> **Source document**:
Everybody plays Blackwood. Yet you shouldn't. It is the most inefficient convention ever invented. To check for a slam you want to
- be positive you both know what the trump suit is so that there can be no misunderstanding.
- ensure you have the aces. No ambiguous "1 or 3" that leaves you unable to be certain which.
- be able to know whether you have the trump queen. This can be a vital card.
- be able to show specific kings. Sometimes the possession of the right king makes the grand slam, whereas another king does not.
- be able to use the system and stop at the 5 level if you are missing aces, or at the 6 level if missing a vital king. With Blackwood, minor slams are just a guess. In pairs you might "punt" a minor suit slam if you have missed the 3NT level, but you can't do this in teams. Even in pairs, it is better to stop in 5 making than 6 going off. Equally, minor suit grand slams are a pure guess.
- have a convention that is above all simple, and easy to remember.

Document understanding data:
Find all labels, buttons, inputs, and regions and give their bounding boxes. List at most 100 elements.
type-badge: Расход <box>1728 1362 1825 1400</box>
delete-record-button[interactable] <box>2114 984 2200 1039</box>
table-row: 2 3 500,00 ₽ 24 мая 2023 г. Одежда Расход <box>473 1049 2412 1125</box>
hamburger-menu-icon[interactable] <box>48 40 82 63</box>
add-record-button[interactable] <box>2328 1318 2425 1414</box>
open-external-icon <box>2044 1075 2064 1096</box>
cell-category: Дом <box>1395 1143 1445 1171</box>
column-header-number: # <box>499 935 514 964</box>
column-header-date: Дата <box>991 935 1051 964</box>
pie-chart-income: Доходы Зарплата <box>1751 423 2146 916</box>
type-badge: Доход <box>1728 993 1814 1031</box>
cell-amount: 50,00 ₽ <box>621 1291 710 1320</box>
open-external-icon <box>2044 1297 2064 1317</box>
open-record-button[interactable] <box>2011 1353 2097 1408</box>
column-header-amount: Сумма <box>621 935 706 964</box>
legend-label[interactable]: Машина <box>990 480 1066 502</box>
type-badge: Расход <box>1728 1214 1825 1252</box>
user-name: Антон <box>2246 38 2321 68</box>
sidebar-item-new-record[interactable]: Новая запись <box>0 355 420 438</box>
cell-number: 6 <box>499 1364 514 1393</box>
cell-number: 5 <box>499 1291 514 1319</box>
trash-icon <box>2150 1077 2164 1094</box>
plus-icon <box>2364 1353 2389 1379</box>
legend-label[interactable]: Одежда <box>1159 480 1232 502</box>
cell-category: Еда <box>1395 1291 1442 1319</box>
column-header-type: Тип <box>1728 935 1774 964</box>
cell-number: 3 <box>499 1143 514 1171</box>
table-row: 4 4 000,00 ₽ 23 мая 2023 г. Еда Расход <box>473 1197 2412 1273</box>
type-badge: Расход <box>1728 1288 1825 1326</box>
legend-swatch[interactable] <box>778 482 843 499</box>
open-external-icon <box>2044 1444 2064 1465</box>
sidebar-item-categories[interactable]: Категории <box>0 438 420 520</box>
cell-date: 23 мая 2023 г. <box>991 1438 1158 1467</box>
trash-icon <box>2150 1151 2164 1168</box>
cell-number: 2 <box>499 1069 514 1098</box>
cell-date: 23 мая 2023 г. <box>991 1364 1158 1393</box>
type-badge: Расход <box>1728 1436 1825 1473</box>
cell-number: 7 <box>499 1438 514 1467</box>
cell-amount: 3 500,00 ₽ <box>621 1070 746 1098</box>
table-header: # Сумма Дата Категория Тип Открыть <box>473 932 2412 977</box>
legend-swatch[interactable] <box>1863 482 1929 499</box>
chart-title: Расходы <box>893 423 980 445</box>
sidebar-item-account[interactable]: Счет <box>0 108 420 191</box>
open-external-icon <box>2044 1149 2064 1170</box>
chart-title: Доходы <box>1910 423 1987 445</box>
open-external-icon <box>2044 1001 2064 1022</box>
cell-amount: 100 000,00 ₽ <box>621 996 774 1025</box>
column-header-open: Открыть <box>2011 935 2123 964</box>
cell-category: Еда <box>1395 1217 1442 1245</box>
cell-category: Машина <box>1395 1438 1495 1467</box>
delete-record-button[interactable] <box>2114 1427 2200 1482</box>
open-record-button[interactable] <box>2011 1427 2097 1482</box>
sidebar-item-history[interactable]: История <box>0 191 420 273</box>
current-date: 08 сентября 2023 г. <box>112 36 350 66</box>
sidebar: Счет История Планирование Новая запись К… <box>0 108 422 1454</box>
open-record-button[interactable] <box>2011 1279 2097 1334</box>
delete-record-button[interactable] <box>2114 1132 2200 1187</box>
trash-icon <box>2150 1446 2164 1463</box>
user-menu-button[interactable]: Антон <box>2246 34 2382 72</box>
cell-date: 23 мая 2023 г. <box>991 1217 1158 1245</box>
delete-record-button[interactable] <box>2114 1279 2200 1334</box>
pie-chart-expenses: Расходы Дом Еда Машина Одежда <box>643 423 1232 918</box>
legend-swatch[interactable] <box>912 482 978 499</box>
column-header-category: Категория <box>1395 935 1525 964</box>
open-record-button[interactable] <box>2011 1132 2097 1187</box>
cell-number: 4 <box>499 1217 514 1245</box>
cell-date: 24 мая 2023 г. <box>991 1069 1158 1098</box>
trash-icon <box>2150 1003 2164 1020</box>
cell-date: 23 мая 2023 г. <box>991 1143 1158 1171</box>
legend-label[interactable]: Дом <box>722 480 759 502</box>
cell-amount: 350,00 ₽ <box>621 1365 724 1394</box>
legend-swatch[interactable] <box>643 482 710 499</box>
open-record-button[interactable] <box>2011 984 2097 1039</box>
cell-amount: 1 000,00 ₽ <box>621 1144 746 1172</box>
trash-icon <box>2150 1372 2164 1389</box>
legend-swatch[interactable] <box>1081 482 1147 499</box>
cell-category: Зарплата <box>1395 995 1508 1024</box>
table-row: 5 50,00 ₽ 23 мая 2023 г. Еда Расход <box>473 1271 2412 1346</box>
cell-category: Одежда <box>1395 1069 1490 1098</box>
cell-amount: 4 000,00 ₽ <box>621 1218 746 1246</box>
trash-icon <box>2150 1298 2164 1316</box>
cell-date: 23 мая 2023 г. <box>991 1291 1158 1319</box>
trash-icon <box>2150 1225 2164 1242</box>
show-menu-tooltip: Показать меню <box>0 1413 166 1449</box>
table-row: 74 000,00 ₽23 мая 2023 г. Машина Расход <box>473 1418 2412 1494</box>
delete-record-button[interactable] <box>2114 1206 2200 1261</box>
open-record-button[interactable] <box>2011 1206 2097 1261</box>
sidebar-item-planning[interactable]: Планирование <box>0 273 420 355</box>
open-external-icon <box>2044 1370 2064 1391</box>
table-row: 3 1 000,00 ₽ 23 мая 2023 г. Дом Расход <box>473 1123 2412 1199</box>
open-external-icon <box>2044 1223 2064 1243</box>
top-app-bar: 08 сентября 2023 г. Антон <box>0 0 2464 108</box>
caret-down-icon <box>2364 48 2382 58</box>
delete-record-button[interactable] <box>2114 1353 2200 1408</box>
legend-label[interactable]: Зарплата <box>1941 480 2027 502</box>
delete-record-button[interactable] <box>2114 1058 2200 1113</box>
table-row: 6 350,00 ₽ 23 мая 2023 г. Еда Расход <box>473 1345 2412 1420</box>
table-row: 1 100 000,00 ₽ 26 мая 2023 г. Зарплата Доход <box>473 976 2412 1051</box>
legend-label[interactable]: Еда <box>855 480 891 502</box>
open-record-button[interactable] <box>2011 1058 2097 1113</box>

> **Work to be completed**: In the text on Blackwood, what does the writer call the convention?

> **Answer section**: The most inefficient convention ever invented.